(Stored data)
.....

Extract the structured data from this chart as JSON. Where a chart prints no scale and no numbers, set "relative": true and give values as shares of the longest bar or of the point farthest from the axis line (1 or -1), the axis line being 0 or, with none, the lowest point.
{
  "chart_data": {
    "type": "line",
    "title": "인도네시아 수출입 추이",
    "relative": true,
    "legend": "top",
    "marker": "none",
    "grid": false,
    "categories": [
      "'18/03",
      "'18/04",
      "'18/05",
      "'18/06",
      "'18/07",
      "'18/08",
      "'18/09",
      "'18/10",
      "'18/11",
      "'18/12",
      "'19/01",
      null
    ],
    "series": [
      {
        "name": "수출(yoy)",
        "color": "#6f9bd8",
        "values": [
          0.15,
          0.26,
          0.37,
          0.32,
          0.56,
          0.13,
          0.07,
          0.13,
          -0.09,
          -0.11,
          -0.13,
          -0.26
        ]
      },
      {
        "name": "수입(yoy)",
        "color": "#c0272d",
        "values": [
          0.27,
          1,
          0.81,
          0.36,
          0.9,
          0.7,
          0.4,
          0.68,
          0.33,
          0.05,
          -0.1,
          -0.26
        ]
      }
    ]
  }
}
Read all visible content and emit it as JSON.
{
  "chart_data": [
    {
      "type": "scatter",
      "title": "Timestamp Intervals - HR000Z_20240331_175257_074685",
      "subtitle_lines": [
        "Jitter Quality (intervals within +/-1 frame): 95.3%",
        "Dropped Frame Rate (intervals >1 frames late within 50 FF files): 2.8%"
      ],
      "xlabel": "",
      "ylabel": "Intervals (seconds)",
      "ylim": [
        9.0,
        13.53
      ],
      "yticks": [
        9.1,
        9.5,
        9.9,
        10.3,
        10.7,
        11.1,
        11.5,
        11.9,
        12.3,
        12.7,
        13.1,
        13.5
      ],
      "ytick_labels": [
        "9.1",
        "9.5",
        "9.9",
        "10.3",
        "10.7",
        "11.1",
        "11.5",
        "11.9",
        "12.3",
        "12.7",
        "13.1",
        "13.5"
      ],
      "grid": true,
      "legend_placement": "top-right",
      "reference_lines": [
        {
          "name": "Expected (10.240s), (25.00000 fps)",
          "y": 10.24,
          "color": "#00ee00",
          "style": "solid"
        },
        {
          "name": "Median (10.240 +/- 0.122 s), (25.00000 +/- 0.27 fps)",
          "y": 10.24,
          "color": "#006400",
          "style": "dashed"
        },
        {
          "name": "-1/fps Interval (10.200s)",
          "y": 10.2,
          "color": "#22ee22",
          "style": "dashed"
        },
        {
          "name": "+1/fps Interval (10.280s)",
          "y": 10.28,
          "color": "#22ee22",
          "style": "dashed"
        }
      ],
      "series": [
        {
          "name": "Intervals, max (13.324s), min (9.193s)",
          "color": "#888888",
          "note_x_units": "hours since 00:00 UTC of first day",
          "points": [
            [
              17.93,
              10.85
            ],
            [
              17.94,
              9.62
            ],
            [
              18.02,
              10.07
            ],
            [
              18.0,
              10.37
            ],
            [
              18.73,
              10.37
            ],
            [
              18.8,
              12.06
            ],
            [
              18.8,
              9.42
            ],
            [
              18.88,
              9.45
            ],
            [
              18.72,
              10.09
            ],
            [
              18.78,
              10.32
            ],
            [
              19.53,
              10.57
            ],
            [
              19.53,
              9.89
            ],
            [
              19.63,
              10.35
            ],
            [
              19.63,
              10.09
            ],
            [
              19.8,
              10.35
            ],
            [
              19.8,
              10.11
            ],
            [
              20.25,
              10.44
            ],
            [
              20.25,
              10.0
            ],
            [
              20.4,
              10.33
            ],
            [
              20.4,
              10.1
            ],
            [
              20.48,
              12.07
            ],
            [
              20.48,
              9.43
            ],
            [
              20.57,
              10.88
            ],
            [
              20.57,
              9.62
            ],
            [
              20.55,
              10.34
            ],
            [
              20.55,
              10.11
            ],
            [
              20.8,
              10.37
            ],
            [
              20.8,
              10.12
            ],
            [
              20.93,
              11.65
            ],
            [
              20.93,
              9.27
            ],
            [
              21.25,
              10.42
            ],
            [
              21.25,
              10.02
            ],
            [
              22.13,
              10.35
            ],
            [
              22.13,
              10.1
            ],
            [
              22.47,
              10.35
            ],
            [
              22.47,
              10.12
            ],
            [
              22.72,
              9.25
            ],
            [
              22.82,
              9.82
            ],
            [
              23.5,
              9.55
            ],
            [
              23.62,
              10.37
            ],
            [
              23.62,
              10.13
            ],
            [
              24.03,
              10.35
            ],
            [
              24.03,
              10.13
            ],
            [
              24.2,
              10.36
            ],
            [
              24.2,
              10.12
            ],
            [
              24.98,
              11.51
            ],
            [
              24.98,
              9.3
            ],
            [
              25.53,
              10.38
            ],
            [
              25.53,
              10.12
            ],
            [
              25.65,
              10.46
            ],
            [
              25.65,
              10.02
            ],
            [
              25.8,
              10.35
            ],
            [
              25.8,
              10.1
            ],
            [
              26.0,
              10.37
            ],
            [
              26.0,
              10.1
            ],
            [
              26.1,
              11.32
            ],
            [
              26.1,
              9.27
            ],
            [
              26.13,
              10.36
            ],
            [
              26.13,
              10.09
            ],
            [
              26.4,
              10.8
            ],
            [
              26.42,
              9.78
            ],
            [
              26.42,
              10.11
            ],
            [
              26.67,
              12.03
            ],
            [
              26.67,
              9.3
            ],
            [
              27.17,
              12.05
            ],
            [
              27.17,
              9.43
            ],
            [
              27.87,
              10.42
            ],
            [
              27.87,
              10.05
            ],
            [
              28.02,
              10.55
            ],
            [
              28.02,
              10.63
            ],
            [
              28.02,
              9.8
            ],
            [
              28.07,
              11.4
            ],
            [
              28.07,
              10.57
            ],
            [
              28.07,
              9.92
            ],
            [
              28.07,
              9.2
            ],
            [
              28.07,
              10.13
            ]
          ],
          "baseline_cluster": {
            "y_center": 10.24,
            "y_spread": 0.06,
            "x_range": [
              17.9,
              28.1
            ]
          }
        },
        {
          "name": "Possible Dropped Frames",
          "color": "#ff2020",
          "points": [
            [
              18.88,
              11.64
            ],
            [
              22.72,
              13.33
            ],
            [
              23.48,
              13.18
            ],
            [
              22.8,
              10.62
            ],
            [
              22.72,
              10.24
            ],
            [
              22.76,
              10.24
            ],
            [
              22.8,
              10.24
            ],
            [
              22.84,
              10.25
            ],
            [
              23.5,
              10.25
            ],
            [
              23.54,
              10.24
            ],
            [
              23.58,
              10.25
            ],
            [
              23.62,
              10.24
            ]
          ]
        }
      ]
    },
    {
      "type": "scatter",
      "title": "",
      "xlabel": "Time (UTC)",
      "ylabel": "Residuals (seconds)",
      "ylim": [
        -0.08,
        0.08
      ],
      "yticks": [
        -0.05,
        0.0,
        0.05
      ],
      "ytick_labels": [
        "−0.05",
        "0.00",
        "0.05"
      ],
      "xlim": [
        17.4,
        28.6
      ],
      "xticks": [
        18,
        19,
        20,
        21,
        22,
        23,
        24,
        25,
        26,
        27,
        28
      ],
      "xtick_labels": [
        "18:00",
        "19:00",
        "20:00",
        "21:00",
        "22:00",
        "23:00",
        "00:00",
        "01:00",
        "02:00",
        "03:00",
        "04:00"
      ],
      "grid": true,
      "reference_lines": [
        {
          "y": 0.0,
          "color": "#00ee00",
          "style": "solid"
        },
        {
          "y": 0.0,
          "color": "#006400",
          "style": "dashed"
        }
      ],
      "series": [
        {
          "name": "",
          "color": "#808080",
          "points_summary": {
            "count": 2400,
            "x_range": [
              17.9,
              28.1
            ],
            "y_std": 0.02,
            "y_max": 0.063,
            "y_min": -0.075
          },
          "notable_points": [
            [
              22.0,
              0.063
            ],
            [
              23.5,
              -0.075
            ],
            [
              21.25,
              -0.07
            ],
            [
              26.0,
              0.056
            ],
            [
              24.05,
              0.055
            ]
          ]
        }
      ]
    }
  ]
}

.....

# Task
Check each line of the records for the word "seconds", and show the lines that contain it.

# Solution for this problem
      "ylabel": "Intervals (seconds)",
      "ylabel": "Residuals (seconds)",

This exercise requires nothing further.